*EXERCISE BRIEF*
Identify all lines of the data containing the string "time" and copy them.

*INPUT FOR THIS TASK*
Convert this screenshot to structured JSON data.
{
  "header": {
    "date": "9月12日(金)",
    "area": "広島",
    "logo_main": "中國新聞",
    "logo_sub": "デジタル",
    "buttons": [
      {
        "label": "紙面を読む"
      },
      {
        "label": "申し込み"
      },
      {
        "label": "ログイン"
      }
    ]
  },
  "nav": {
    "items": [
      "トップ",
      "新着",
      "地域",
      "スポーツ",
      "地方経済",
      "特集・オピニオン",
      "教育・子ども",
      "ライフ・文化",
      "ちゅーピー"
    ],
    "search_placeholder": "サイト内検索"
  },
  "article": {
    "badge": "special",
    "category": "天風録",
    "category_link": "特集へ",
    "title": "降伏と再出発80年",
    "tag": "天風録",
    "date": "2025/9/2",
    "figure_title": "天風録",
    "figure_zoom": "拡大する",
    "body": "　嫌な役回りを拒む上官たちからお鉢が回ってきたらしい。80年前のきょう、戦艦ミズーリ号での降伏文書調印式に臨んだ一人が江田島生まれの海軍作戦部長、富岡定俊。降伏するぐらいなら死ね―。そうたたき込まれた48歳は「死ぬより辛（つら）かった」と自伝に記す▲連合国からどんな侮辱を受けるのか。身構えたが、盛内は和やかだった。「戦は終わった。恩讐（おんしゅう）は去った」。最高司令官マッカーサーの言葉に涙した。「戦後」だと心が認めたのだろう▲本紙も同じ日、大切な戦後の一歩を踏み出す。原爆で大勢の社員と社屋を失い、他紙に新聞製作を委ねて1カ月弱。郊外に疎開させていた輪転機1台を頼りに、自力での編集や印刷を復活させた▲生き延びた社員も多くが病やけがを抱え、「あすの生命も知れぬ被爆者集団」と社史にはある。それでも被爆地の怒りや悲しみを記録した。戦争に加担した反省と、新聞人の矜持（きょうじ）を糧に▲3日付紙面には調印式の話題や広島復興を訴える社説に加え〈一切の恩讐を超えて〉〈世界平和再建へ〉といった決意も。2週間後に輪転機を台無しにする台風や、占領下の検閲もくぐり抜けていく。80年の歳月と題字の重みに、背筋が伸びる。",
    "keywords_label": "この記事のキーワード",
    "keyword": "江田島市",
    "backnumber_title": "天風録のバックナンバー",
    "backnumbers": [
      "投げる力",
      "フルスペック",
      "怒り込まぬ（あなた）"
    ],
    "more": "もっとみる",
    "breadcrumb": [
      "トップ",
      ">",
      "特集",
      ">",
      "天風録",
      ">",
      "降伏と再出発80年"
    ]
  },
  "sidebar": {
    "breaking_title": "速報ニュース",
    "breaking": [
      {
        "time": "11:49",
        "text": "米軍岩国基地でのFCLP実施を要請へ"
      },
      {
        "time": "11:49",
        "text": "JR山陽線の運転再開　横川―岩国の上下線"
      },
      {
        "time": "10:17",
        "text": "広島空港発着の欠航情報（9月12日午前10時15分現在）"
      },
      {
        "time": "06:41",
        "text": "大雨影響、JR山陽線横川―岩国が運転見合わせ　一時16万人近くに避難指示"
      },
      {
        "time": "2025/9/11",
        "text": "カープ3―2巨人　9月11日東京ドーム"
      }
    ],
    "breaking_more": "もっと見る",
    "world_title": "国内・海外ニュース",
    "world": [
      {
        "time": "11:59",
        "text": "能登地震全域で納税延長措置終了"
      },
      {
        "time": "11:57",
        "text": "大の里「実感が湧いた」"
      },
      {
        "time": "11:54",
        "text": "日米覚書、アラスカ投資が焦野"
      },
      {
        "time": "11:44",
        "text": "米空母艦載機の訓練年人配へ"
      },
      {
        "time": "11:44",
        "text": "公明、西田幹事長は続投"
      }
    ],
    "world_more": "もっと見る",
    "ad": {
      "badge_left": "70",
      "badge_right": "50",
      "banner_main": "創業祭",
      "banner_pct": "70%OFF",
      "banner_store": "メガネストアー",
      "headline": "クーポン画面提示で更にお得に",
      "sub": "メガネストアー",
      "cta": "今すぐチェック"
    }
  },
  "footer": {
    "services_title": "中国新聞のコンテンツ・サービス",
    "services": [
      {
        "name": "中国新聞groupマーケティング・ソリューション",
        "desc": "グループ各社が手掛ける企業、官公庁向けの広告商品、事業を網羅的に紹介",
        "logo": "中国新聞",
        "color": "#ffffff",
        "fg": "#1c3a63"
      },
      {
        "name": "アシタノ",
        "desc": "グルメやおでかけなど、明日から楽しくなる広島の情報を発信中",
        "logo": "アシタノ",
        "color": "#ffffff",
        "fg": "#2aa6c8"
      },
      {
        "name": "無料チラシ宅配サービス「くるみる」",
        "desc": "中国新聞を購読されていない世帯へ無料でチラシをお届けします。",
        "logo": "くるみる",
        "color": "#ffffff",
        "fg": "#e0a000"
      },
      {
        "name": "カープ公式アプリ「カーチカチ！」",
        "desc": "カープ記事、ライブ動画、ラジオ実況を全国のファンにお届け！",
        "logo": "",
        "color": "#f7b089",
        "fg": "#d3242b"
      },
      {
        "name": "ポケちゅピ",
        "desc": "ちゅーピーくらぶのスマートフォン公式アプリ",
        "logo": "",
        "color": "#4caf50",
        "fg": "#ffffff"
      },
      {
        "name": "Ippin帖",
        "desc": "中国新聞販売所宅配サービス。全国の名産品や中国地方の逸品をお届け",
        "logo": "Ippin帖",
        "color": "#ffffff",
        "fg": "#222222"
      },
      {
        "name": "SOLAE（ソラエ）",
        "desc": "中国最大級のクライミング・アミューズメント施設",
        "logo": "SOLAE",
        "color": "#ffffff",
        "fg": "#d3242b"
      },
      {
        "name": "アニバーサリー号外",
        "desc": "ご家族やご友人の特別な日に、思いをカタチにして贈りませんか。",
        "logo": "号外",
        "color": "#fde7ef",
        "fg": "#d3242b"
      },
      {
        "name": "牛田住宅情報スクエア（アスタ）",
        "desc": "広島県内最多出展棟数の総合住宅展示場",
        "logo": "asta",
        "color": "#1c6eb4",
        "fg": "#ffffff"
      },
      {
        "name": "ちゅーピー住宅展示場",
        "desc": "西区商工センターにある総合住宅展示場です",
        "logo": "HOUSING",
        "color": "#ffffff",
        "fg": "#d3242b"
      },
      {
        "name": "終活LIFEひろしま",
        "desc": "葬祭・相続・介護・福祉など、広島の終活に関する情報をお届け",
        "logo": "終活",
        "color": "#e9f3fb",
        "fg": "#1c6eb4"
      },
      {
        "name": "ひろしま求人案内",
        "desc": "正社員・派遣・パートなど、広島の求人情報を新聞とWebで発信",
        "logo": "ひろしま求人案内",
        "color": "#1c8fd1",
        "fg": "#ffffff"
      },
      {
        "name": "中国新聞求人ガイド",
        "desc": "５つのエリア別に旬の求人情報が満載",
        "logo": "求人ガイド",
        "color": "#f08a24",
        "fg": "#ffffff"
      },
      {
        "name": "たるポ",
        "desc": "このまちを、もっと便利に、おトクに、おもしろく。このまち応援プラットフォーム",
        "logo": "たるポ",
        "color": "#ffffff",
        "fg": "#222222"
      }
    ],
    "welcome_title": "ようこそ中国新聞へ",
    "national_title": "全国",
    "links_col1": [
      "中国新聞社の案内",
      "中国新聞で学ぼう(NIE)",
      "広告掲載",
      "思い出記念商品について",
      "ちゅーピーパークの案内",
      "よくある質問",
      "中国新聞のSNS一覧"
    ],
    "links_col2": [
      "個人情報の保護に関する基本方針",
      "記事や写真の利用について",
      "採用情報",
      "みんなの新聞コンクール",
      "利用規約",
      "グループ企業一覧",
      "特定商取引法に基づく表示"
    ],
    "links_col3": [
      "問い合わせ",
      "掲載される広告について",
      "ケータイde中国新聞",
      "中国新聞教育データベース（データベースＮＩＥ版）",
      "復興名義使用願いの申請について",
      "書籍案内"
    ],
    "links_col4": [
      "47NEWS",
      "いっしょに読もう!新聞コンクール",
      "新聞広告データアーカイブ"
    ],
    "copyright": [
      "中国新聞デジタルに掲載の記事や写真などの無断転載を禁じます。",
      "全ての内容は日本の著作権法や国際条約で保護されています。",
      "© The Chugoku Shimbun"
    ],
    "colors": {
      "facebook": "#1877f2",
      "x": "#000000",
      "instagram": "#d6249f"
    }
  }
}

*PROBLEM SOLUTION*
        "time": "11:49",
        "time": "11:49",
        "time": "10:17",
        "time": "06:41",
        "time": "2025/9/11",
        "time": "11:59",
        "time": "11:57",
        "time": "11:54",
        "time": "11:44",
        "time": "11:44",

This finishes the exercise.